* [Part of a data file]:
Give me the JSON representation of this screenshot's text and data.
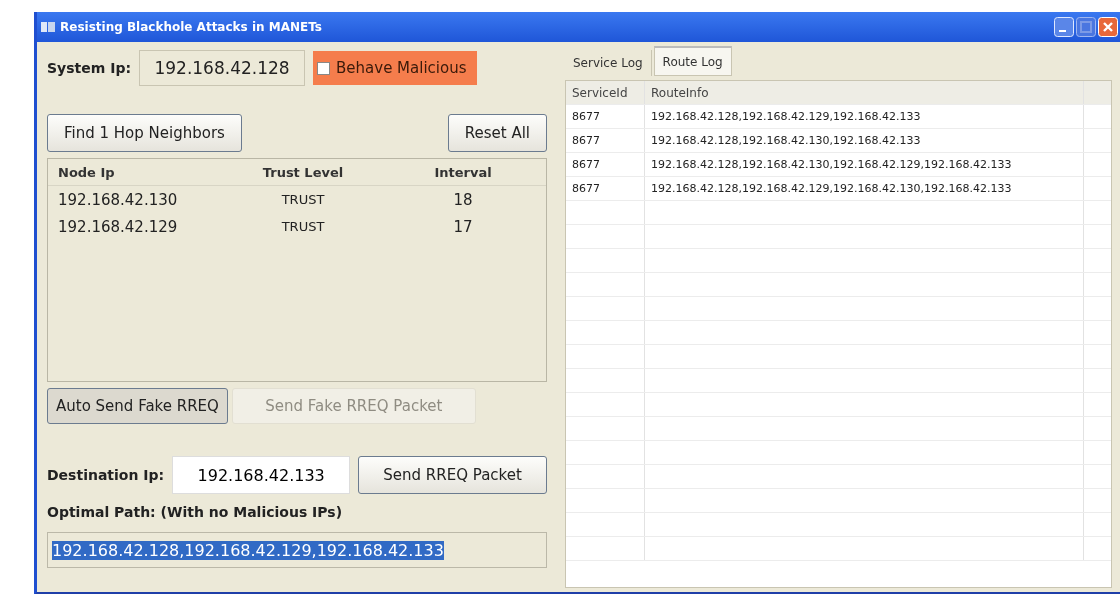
{
  "window": {
    "title": "Resisting Blackhole Attacks in MANETs"
  },
  "system_ip": {
    "label": "System Ip:",
    "value": "192.168.42.128"
  },
  "behave_malicious": {
    "label": "Behave Malicious",
    "checked": false
  },
  "buttons_top": [
    {
      "label": "Find 1 Hop Neighbors",
      "disabled": false
    },
    {
      "label": "Reset All",
      "disabled": false
    }
  ],
  "neighbors": {
    "columns": [
      "Node Ip",
      "Trust Level",
      "Interval"
    ],
    "rows": [
      [
        "192.168.42.130",
        "TRUST",
        "18"
      ],
      [
        "192.168.42.129",
        "TRUST",
        "17"
      ]
    ]
  },
  "buttons_fake": [
    {
      "label": "Auto Send Fake RREQ",
      "disabled": false
    },
    {
      "label": "Send Fake RREQ Packet",
      "disabled": true
    }
  ],
  "destination": {
    "label": "Destination Ip:",
    "value": "192.168.42.133",
    "button": "Send RREQ Packet"
  },
  "optimal_path": {
    "label": "Optimal Path: (With no Malicious IPs)",
    "value": "192.168.42.128,192.168.42.129,192.168.42.133",
    "selected": true
  },
  "tabs": [
    {
      "label": "Service Log",
      "selected": false
    },
    {
      "label": "Route Log",
      "selected": true
    }
  ],
  "route_log": {
    "columns": [
      "ServiceId",
      "RouteInfo"
    ],
    "rows": [
      [
        "8677",
        "192.168.42.128,192.168.42.129,192.168.42.133"
      ],
      [
        "8677",
        "192.168.42.128,192.168.42.130,192.168.42.133"
      ],
      [
        "8677",
        "192.168.42.128,192.168.42.130,192.168.42.129,192.168.42.133"
      ],
      [
        "8677",
        "192.168.42.128,192.168.42.129,192.168.42.130,192.168.42.133"
      ]
    ]
  }
}
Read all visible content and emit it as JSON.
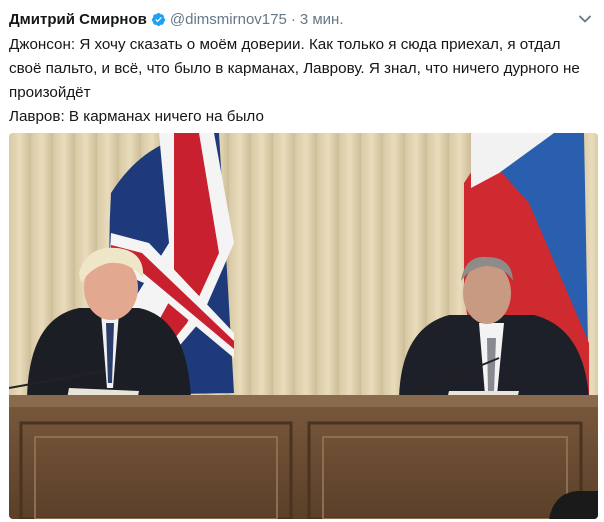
{
  "tweet": {
    "author_name": "Дмитрий Смирнов",
    "handle": "@dimsmirnov175",
    "time": "3 мин.",
    "separator": "·",
    "lines": [
      "Джонсон: Я хочу сказать о моём доверии. Как только я сюда приехал, я отдал своё пальто, и всё, что было в карманах, Лаврову. Я знал, что ничего дурного не произойдёт",
      "Лавров: В карманах ничего на было"
    ]
  },
  "icons": {
    "verified": "verified-badge-icon",
    "caret": "chevron-down-icon"
  },
  "colors": {
    "name": "#14171a",
    "secondary": "#657786",
    "verified": "#1da1f2"
  }
}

* [INSTRUCTIONS TO FOLLOW]: Collect each line holding the string "true".

* [THE ANSWER]:
      "disabled": true
    "selected": true
      "selected": true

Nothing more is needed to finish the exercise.